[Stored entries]
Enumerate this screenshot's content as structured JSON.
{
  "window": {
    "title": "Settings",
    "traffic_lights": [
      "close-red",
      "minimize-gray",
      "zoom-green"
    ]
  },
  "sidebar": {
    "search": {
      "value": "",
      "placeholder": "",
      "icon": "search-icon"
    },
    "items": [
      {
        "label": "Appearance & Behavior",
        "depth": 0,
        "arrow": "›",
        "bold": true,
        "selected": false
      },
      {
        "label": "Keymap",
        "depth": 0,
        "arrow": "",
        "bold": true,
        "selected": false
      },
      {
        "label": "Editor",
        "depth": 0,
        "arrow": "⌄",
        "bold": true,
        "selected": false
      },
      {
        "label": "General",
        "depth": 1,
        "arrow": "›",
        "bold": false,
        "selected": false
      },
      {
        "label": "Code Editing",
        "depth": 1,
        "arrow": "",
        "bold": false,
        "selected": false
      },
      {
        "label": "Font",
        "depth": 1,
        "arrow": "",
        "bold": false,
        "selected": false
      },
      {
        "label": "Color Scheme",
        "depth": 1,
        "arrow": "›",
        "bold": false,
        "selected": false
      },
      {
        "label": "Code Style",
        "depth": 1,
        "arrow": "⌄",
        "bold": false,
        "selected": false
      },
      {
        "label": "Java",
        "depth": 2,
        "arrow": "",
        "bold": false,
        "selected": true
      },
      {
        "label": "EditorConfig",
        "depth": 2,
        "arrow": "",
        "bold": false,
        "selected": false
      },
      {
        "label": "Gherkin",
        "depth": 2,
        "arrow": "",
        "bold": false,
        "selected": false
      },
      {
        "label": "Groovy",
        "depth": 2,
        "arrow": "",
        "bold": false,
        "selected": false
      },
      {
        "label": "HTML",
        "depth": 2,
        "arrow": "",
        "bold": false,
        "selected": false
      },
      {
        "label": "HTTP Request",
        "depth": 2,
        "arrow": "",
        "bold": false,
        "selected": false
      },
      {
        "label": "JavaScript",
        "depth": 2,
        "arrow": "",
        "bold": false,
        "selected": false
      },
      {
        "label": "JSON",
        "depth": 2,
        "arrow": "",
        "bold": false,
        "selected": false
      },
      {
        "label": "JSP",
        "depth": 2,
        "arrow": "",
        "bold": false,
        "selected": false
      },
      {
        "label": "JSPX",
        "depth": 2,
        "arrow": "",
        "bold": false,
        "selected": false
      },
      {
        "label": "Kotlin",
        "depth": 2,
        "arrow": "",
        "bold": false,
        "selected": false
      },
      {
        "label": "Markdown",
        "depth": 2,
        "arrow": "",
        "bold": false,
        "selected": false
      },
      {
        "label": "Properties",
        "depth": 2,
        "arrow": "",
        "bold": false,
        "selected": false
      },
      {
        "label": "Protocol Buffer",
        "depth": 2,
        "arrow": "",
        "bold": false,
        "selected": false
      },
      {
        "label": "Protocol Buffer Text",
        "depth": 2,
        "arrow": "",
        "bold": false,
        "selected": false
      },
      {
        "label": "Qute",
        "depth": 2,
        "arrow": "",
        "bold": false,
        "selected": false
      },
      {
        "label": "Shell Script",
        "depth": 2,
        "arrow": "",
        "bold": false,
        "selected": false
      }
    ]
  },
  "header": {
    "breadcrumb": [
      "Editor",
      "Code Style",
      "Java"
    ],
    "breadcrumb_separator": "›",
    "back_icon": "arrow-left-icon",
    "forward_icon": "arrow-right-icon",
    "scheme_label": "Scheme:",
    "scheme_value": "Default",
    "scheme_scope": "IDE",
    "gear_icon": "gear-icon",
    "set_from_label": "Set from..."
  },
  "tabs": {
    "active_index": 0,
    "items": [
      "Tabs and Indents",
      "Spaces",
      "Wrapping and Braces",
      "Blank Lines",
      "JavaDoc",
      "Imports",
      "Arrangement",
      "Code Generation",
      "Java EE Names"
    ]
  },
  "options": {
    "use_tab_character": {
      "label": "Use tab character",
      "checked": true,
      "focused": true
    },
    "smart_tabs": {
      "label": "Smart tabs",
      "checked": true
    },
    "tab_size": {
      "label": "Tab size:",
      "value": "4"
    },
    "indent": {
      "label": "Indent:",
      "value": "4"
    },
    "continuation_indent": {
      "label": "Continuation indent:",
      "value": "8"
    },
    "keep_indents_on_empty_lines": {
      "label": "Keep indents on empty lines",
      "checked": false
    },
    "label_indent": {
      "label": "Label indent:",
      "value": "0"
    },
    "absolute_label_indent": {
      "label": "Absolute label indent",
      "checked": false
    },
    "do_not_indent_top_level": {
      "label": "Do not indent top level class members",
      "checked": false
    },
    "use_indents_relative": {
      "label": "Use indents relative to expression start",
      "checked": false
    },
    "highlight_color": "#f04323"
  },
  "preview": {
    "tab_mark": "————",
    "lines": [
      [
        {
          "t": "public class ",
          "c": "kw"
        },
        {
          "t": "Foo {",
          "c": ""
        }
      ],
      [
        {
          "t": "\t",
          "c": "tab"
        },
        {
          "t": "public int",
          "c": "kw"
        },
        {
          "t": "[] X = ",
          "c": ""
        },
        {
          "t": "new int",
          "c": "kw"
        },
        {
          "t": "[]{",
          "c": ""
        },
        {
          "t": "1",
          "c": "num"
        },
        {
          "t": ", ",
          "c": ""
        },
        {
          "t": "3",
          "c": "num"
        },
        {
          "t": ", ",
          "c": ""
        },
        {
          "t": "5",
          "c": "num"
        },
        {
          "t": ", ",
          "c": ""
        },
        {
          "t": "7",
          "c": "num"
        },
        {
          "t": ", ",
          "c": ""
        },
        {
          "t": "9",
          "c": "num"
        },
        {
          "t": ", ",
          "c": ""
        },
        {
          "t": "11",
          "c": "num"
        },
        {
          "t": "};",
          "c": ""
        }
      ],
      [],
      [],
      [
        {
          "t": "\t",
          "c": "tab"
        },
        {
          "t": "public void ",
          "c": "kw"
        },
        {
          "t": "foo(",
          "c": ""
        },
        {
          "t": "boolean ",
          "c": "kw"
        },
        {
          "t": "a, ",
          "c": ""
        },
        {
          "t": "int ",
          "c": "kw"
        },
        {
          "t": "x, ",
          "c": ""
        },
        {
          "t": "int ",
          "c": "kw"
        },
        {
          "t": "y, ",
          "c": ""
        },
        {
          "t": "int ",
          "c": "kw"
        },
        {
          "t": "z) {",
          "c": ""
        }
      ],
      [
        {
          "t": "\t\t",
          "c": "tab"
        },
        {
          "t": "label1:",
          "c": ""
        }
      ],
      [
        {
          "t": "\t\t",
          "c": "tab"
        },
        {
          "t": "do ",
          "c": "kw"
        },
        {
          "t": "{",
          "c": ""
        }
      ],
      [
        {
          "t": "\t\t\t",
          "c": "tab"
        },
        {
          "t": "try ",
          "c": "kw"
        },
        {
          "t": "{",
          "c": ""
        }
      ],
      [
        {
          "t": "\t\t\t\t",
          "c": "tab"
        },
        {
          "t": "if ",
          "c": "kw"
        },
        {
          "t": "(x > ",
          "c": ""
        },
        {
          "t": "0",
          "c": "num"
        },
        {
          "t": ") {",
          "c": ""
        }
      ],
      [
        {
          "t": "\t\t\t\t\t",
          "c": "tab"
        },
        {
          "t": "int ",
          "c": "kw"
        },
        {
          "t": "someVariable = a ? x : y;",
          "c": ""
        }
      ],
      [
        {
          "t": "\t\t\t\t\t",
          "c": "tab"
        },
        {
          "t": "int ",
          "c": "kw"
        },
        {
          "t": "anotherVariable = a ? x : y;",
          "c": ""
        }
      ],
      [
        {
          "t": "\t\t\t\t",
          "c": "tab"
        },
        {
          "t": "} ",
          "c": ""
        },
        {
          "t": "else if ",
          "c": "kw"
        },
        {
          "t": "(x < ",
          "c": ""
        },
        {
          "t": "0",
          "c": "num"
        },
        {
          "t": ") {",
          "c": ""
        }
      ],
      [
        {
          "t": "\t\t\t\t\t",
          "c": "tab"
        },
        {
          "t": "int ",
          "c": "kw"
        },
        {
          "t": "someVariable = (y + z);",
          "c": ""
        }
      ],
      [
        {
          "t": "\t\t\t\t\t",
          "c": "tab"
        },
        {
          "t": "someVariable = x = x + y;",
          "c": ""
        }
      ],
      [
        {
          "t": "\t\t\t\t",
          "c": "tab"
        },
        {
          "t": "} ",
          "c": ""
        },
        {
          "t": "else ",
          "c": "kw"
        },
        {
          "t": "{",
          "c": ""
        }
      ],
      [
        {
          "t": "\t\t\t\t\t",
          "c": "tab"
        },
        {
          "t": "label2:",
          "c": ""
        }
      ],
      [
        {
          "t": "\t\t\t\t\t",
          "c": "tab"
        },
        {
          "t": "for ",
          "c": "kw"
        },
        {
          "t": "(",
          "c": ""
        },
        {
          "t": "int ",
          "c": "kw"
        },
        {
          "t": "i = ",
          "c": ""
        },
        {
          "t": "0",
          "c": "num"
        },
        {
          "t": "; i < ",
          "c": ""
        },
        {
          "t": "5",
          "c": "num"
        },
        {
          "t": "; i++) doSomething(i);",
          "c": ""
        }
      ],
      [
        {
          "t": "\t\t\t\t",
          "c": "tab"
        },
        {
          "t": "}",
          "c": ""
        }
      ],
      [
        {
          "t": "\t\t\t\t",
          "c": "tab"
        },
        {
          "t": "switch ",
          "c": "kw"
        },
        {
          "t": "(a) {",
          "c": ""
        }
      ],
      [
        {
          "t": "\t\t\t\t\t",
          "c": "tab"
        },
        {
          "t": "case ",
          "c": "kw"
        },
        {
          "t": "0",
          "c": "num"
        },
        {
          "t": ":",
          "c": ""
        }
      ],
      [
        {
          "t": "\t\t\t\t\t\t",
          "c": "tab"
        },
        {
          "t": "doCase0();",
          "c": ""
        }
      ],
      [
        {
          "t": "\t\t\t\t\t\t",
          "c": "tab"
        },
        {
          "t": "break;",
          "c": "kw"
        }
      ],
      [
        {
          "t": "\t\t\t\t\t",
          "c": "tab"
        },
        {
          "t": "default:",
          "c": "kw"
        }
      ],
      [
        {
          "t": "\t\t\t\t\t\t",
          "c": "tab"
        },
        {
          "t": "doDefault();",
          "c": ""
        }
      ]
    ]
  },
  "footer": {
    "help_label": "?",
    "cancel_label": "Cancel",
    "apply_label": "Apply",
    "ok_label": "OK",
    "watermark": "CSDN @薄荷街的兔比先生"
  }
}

# Work to do
State how many lines of the listing above include the word "class". Give nothing but the number.

# Solution to the exercise
2